- [TASK STATEMENT]:
Repeat each line of the material exactly.

- [INPUT DATA]:

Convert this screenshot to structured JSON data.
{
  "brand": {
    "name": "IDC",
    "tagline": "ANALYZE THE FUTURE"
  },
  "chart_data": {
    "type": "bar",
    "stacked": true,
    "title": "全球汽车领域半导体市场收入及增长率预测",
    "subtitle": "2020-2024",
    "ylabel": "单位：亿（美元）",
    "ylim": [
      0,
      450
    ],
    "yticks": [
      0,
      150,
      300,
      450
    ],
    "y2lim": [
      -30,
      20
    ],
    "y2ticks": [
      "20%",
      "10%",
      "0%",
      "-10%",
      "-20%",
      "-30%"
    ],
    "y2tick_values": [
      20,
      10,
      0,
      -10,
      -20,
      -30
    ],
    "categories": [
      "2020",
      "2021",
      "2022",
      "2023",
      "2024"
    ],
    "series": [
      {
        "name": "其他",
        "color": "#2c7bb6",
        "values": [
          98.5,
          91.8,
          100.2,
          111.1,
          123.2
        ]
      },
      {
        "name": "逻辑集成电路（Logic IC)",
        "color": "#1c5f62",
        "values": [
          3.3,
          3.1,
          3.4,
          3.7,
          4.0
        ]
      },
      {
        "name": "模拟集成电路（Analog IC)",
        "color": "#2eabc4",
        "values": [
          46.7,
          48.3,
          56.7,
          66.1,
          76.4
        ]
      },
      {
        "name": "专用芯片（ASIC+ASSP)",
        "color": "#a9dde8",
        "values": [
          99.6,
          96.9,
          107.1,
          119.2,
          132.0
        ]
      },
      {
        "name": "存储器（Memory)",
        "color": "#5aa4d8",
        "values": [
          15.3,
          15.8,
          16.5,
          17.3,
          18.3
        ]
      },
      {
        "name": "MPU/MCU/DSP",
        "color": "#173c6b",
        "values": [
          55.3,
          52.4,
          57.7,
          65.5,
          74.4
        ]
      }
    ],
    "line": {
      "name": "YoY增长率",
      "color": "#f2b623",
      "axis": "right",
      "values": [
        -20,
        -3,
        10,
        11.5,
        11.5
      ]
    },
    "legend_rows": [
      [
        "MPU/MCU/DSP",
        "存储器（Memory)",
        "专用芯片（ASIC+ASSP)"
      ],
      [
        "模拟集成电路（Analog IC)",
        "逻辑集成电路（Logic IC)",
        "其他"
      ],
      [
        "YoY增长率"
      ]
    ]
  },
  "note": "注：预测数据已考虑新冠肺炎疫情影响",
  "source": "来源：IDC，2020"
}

- [RESPONSE TO THE EXERCISE]:
Convert this screenshot to structured JSON data.
{
  "brand": {
    "name": "IDC",
    "tagline": "ANALYZE THE FUTURE"
  },
  "chart_data": {
    "type": "bar",
    "stacked": true,
    "title": "全球汽车领域半导体市场收入及增长率预测",
    "subtitle": "2020-2024",
    "ylabel": "单位：亿（美元）",
    "ylim": [
      0,
      450
    ],
    "yticks": [
      0,
      150,
      300,
      450
    ],
    "y2lim": [
      -30,
      20
    ],
    "y2ticks": [
      "20%",
      "10%",
      "0%",
      "-10%",
      "-20%",
      "-30%"
    ],
    "y2tick_values": [
      20,
      10,
      0,
      -10,
      -20,
      -30
    ],
    "categories": [
      "2020",
      "2021",
      "2022",
      "2023",
      "2024"
    ],
    "series": [
      {
        "name": "其他",
        "color": "#2c7bb6",
        "values": [
          98.5,
          91.8,
          100.2,
          111.1,
          123.2
        ]
      },
      {
        "name": "逻辑集成电路（Logic IC)",
        "color": "#1c5f62",
        "values": [
          3.3,
          3.1,
          3.4,
          3.7,
          4.0
        ]
      },
      {
        "name": "模拟集成电路（Analog IC)",
        "color": "#2eabc4",
        "values": [
          46.7,
          48.3,
          56.7,
          66.1,
          76.4
        ]
      },
      {
        "name": "专用芯片（ASIC+ASSP)",
        "color": "#a9dde8",
        "values": [
          99.6,
          96.9,
          107.1,
          119.2,
          132.0
        ]
      },
      {
        "name": "存储器（Memory)",
        "color": "#5aa4d8",
        "values": [
          15.3,
          15.8,
          16.5,
          17.3,
          18.3
        ]
      },
      {
        "name": "MPU/MCU/DSP",
        "color": "#173c6b",
        "values": [
          55.3,
          52.4,
          57.7,
          65.5,
          74.4
        ]
      }
    ],
    "line": {
      "name": "YoY增长率",
      "color": "#f2b623",
      "axis": "right",
      "values": [
        -20,
        -3,
        10,
        11.5,
        11.5
      ]
    },
    "legend_rows": [
      [
        "MPU/MCU/DSP",
        "存储器（Memory)",
        "专用芯片（ASIC+ASSP)"
      ],
      [
        "模拟集成电路（Analog IC)",
        "逻辑集成电路（Logic IC)",
        "其他"
      ],
      [
        "YoY增长率"
      ]
    ]
  },
  "note": "注：预测数据已考虑新冠肺炎疫情影响",
  "source": "来源：IDC，2020"
}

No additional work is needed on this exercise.